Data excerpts

'''

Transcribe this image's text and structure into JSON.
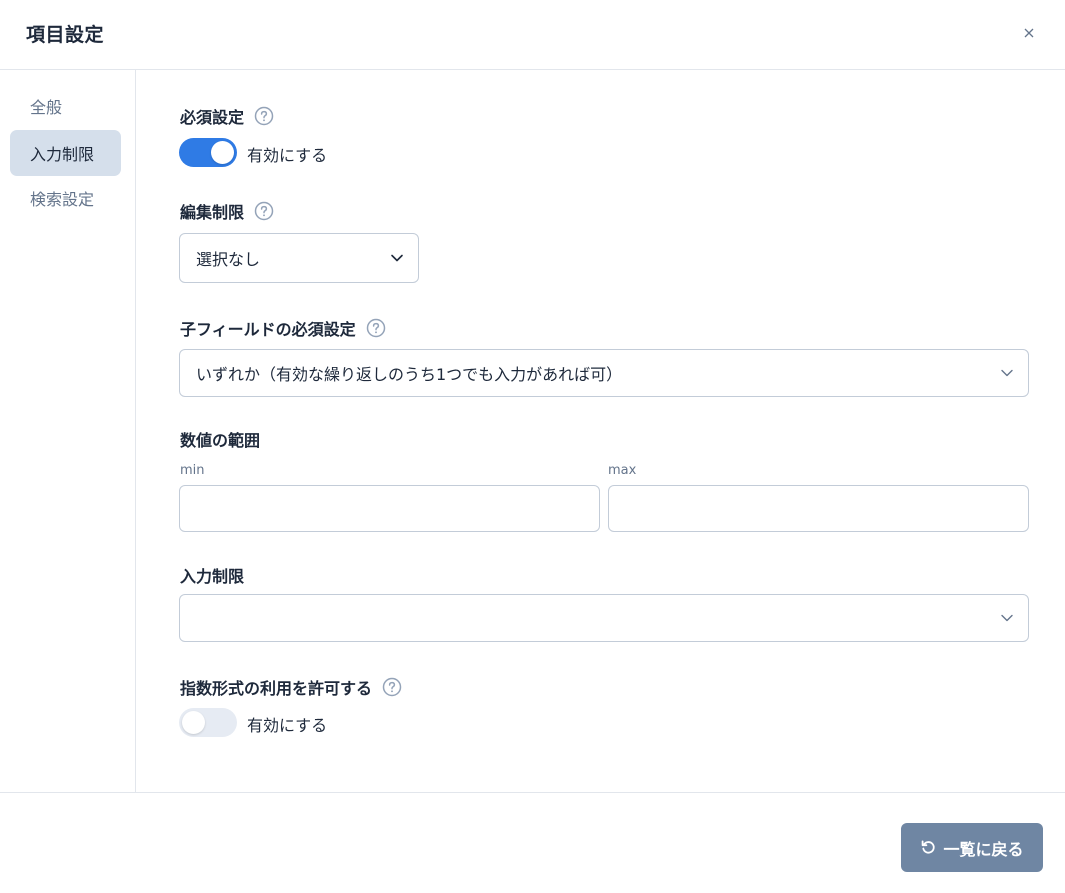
{
  "header": {
    "title": "項目設定"
  },
  "sidebar": {
    "items": [
      {
        "label": "全般",
        "active": false
      },
      {
        "label": "入力制限",
        "active": true
      },
      {
        "label": "検索設定",
        "active": false
      }
    ]
  },
  "required": {
    "label": "必須設定",
    "toggle_label": "有効にする",
    "enabled": true
  },
  "edit_restriction": {
    "label": "編集制限",
    "value": "選択なし"
  },
  "child_required": {
    "label": "子フィールドの必須設定",
    "value": "いずれか（有効な繰り返しのうち1つでも入力があれば可）"
  },
  "range": {
    "label": "数値の範囲",
    "min_label": "min",
    "max_label": "max",
    "min_value": "",
    "max_value": ""
  },
  "input_restriction": {
    "label": "入力制限",
    "value": ""
  },
  "exponent": {
    "label": "指数形式の利用を許可する",
    "toggle_label": "有効にする",
    "enabled": false
  },
  "footer": {
    "back_label": "一覧に戻る"
  },
  "colors": {
    "accent": "#2f7be5",
    "button": "#6f86a3",
    "active_nav": "#d5dfeb"
  },
  "icons": {
    "close": "close-icon",
    "help": "help-circle-icon",
    "chevron": "chevron-down-icon",
    "undo": "undo-icon"
  }
}
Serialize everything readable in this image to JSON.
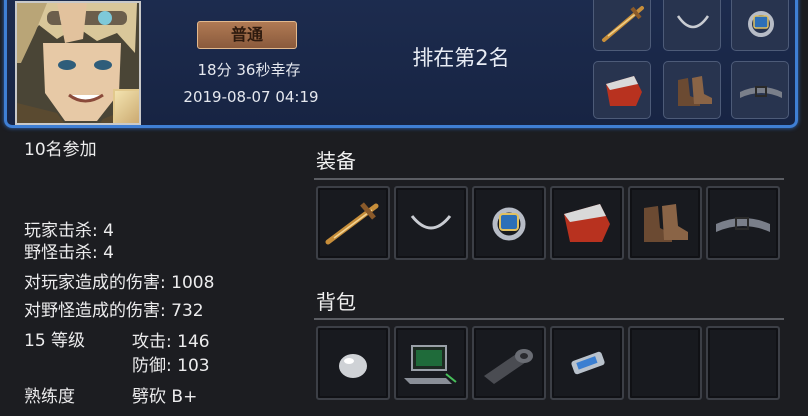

'''

Stated task: Do not include the images; transcribe the rest of the listing exactly.

Answer to the exercise:
Transcribe this image's text and structure into JSON.
{
  "header": {
    "title": "項目設定"
  },
  "sidebar": {
    "items": [
      {
        "label": "全般",
        "active": false
      },
      {
        "label": "入力制限",
        "active": true
      },
      {
        "label": "検索設定",
        "active": false
      }
    ]
  },
  "required": {
    "label": "必須設定",
    "toggle_label": "有効にする",
    "enabled": true
  },
  "edit_restriction": {
    "label": "編集制限",
    "value": "選択なし"
  },
  "child_required": {
    "label": "子フィールドの必須設定",
    "value": "いずれか（有効な繰り返しのうち1つでも入力があれば可）"
  },
  "range": {
    "label": "数値の範囲",
    "min_label": "min",
    "max_label": "max",
    "min_value": "",
    "max_value": ""
  },
  "input_restriction": {
    "label": "入力制限",
    "value": ""
  },
  "exponent": {
    "label": "指数形式の利用を許可する",
    "toggle_label": "有効にする",
    "enabled": false
  },
  "footer": {
    "back_label": "一覧に戻る"
  },
  "colors": {
    "accent": "#2f7be5",
    "button": "#6f86a3",
    "active_nav": "#d5dfeb"
  },
  "icons": {
    "close": "close-icon",
    "help": "help-circle-icon",
    "chevron": "chevron-down-icon",
    "undo": "undo-icon"
  }
}
Serialize everything readable in this image to JSON.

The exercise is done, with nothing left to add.